• _THE EXERCISE_:
Pull out every line with the word "window".

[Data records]
★ ★ ★ ★

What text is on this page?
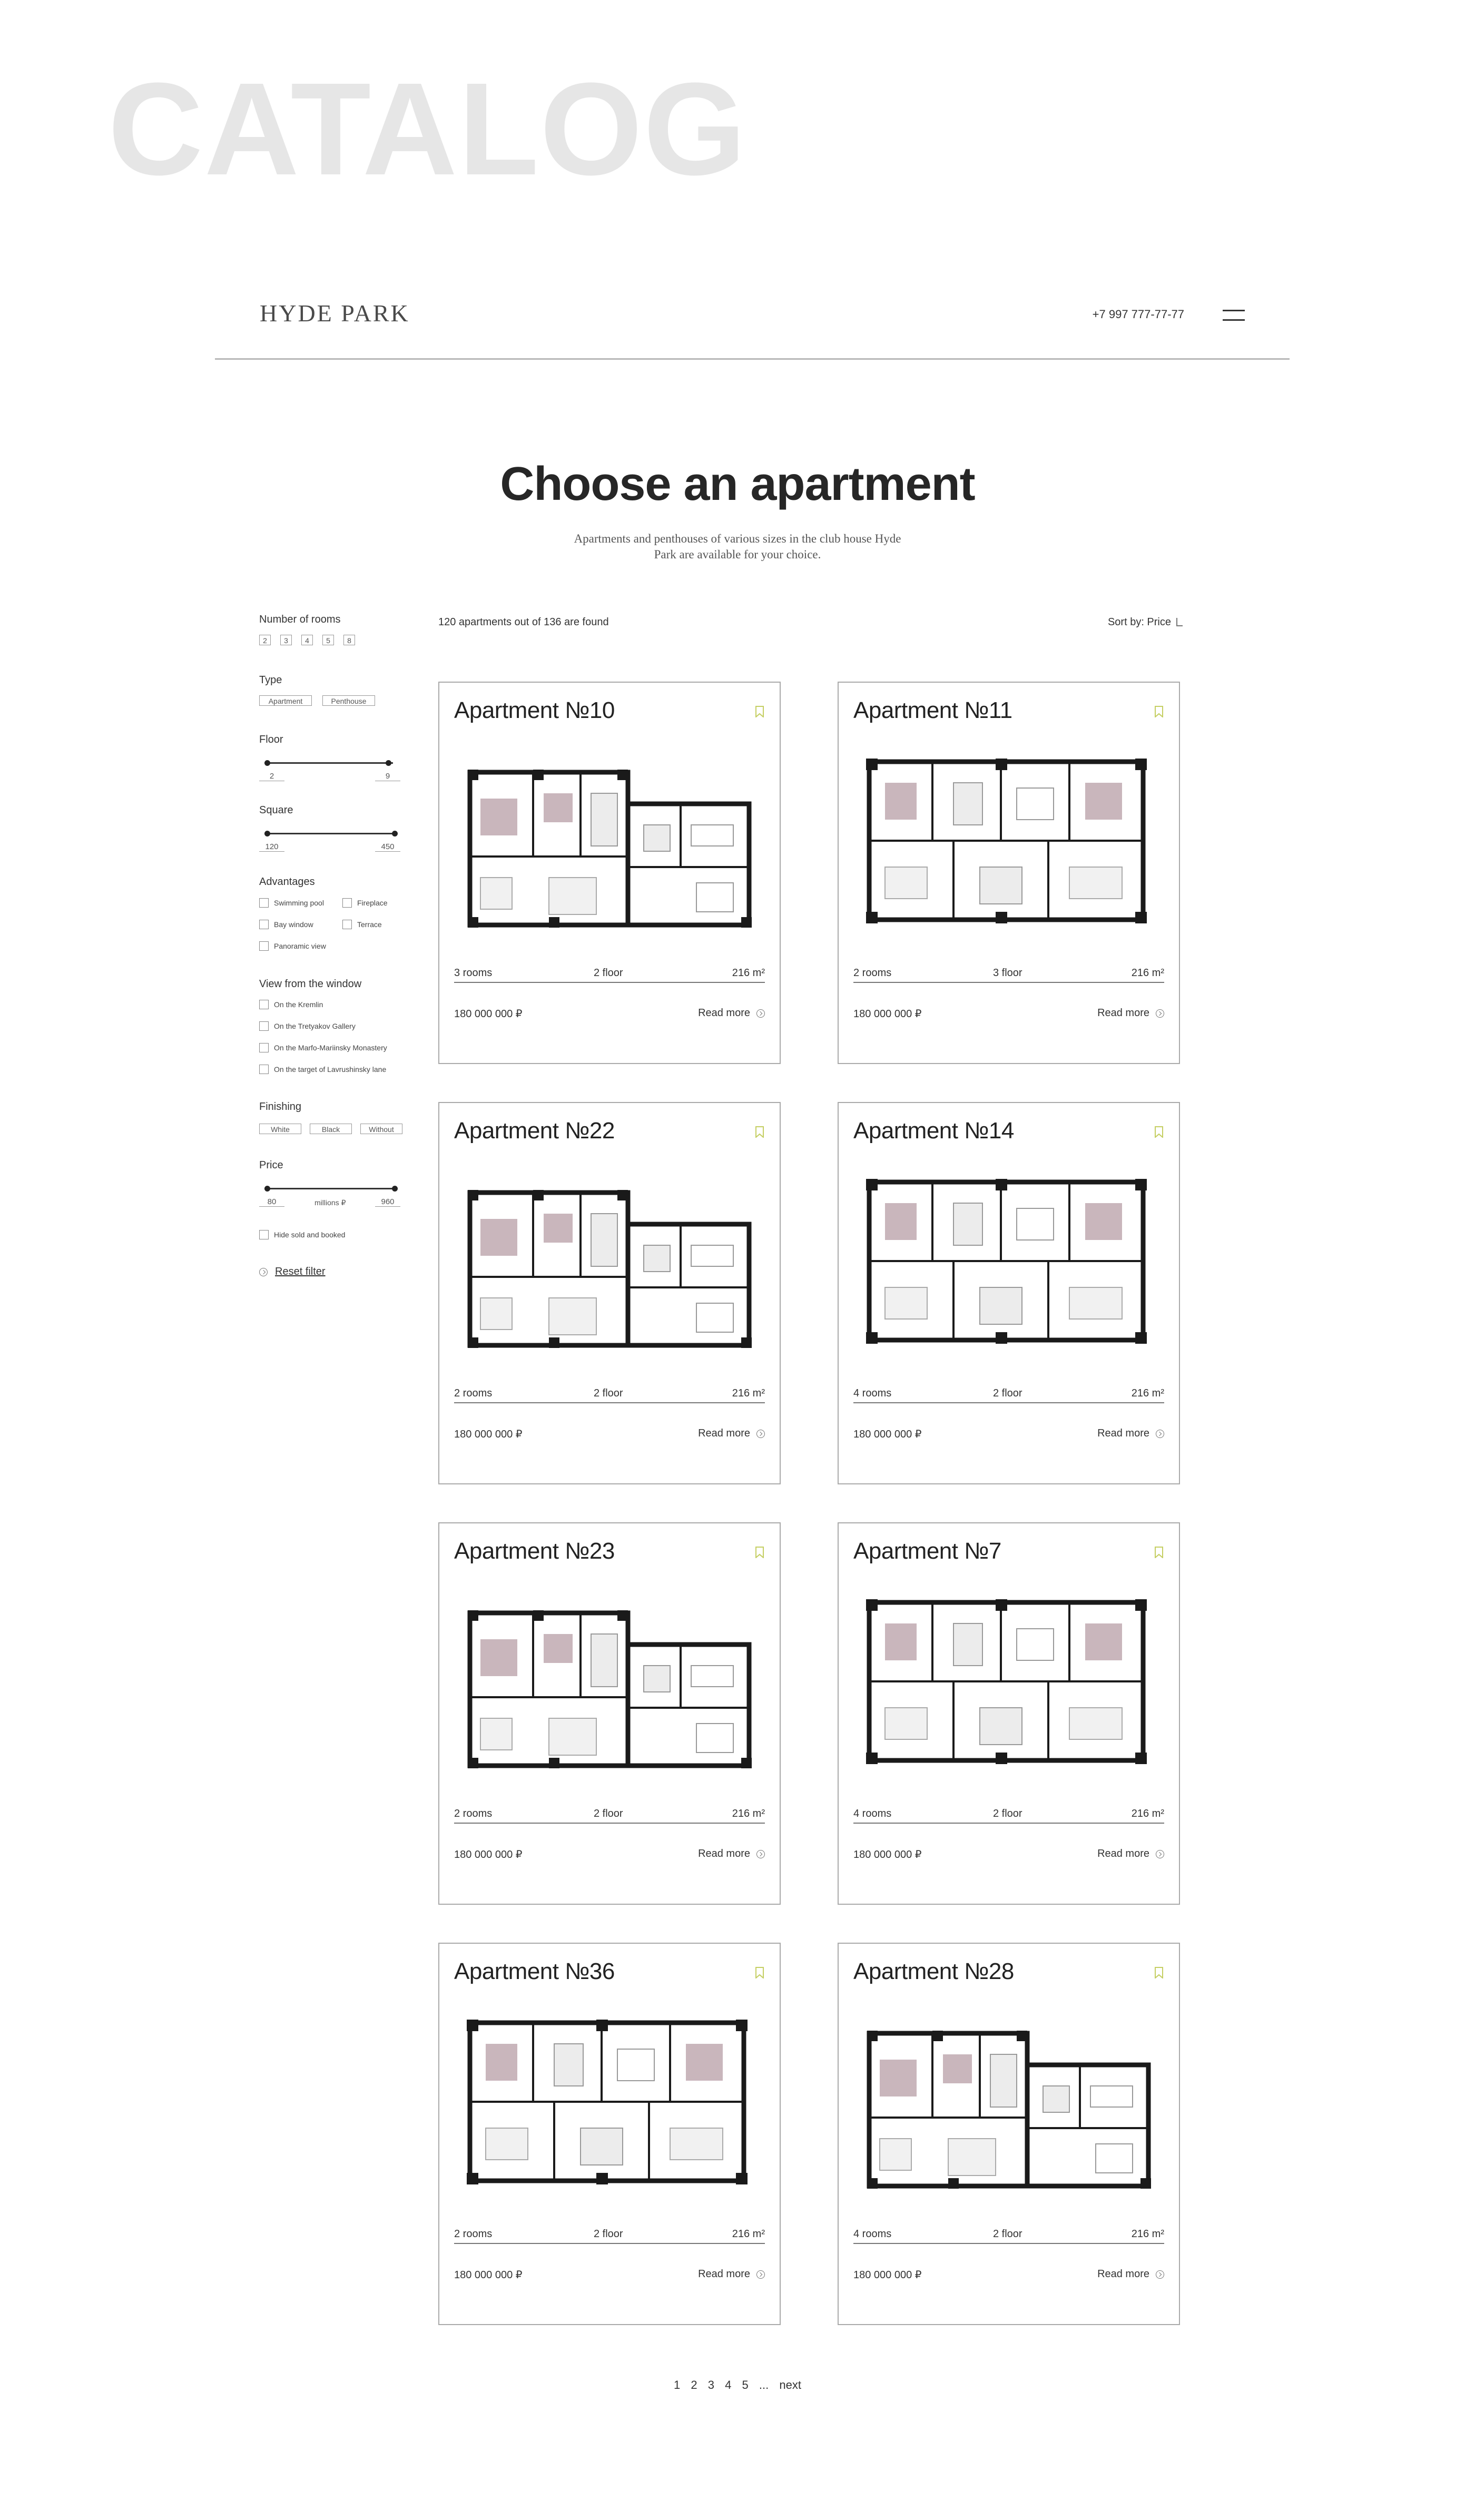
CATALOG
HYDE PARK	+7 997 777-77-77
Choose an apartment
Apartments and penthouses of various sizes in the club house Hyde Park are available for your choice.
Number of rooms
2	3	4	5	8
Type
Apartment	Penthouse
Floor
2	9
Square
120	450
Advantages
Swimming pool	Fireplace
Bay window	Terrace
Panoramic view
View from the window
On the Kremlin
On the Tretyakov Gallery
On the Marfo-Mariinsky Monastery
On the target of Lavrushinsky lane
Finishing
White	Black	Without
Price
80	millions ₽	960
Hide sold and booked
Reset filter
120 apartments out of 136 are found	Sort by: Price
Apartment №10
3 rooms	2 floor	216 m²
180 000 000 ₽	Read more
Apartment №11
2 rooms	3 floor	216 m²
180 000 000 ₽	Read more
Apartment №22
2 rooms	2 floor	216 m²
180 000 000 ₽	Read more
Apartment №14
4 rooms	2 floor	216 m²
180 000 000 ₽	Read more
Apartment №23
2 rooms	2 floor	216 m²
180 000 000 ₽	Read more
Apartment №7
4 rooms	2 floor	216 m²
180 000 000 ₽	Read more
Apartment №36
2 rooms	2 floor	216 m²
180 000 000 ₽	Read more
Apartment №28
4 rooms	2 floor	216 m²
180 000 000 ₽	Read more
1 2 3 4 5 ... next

★ ★ ★ ★

• _FINISHED EXERCISE_:
Bay window	Terrace
View from the window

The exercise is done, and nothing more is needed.